Problem statement - Copy every line of the records below where the word "tree" occurs.

Material for this exercise -
## Start

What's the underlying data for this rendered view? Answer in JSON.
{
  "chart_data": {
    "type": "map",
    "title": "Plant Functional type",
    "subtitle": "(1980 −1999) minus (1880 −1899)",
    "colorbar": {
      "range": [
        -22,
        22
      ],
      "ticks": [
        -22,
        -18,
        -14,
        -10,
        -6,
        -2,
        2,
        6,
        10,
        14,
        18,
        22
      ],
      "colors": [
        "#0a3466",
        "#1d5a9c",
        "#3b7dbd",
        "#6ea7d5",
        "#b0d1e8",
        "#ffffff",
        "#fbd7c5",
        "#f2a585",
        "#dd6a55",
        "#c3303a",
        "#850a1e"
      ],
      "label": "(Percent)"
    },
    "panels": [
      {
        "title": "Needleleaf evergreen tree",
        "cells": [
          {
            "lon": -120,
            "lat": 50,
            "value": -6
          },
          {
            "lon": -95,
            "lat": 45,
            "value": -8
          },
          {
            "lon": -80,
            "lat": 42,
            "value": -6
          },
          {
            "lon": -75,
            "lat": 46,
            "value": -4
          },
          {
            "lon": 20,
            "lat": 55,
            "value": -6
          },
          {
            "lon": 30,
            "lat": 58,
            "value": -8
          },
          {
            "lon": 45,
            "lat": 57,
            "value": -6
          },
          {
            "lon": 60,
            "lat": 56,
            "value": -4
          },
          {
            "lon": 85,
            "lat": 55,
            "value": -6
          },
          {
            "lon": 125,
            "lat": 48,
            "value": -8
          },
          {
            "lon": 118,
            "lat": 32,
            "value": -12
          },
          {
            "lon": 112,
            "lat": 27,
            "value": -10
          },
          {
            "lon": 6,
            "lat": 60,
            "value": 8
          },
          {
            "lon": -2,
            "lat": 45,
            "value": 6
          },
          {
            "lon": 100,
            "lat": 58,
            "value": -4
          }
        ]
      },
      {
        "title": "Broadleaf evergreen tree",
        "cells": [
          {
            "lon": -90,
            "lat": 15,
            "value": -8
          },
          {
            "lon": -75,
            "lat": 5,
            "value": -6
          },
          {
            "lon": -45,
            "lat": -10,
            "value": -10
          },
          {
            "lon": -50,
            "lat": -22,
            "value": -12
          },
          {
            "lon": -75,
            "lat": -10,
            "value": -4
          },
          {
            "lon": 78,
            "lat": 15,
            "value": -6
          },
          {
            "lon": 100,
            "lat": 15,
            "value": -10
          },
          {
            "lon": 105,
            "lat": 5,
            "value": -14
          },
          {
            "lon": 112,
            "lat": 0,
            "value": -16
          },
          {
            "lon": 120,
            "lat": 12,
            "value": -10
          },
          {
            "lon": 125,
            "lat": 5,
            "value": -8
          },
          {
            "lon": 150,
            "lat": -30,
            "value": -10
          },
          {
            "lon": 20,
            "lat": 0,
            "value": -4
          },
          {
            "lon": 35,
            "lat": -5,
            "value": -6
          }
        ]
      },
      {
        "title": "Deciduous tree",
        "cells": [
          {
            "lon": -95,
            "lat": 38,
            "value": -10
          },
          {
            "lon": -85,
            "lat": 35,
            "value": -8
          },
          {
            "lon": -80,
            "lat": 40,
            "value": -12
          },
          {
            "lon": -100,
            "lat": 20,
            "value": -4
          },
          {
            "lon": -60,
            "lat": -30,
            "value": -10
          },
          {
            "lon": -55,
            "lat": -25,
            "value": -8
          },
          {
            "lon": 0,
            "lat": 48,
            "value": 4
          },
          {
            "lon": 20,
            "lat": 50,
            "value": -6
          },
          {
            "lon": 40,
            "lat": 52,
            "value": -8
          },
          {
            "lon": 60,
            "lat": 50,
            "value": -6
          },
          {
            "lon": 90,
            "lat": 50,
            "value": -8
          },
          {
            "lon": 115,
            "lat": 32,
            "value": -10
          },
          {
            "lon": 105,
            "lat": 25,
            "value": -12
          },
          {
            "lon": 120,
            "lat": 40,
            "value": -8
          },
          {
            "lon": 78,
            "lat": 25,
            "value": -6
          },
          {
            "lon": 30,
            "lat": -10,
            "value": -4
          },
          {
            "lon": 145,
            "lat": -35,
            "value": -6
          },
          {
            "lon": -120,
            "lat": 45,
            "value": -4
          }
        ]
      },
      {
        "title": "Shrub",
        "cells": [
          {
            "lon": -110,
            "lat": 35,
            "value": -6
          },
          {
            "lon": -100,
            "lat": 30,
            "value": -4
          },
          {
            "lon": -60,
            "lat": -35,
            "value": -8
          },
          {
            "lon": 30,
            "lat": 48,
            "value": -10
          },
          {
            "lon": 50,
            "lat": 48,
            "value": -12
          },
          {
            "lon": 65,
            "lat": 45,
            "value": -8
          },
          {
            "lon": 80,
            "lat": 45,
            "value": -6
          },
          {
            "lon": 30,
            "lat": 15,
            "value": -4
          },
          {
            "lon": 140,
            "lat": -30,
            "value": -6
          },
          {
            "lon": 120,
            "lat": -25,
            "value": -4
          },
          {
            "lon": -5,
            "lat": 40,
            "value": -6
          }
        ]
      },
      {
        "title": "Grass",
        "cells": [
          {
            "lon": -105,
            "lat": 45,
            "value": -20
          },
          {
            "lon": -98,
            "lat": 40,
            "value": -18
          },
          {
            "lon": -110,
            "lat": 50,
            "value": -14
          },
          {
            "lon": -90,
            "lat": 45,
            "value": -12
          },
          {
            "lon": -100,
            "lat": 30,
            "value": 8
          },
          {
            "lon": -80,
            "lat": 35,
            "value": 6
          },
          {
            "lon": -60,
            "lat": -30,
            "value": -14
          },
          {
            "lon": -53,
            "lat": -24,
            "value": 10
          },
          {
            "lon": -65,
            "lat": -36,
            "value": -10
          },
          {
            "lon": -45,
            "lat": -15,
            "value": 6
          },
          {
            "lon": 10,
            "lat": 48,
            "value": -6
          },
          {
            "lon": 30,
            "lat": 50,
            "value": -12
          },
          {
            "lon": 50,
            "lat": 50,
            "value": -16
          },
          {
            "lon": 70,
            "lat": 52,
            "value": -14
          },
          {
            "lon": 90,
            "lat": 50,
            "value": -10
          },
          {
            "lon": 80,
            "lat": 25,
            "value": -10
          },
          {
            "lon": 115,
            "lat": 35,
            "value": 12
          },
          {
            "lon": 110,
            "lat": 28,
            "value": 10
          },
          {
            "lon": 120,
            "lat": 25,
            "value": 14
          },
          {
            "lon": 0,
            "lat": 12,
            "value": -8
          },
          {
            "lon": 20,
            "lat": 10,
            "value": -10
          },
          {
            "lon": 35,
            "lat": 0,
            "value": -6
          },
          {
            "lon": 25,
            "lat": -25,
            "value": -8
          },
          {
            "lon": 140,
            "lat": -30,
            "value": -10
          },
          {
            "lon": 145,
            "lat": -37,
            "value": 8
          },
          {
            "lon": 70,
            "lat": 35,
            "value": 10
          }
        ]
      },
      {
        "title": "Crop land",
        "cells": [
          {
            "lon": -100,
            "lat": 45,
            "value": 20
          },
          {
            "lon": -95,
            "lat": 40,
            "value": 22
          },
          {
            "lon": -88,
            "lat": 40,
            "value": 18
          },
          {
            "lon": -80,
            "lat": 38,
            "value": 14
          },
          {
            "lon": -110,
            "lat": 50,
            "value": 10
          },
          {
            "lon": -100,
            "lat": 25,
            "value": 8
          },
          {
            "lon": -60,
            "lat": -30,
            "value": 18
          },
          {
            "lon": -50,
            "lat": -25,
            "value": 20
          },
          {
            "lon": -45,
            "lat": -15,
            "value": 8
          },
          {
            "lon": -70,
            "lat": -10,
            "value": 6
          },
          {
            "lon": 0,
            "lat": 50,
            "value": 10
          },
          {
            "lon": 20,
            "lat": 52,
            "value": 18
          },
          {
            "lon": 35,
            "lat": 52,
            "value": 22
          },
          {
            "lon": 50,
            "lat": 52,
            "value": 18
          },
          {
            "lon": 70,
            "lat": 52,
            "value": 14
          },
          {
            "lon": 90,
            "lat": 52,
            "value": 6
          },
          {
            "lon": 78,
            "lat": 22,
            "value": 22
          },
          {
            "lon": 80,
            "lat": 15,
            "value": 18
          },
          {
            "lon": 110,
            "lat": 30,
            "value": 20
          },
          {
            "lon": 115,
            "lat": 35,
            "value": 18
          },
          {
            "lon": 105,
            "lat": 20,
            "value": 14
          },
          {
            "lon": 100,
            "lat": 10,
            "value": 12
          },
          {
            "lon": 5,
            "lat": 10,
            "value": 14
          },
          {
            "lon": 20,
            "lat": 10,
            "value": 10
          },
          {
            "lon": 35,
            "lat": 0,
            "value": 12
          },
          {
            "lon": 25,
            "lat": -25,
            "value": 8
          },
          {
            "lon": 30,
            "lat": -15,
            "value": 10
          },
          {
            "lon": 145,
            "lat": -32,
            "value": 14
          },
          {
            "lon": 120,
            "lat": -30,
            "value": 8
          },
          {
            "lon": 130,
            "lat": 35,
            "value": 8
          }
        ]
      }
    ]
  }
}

## End

Answer in full -
        "title": "Needleleaf evergreen tree",
        "title": "Broadleaf evergreen tree",
        "title": "Deciduous tree",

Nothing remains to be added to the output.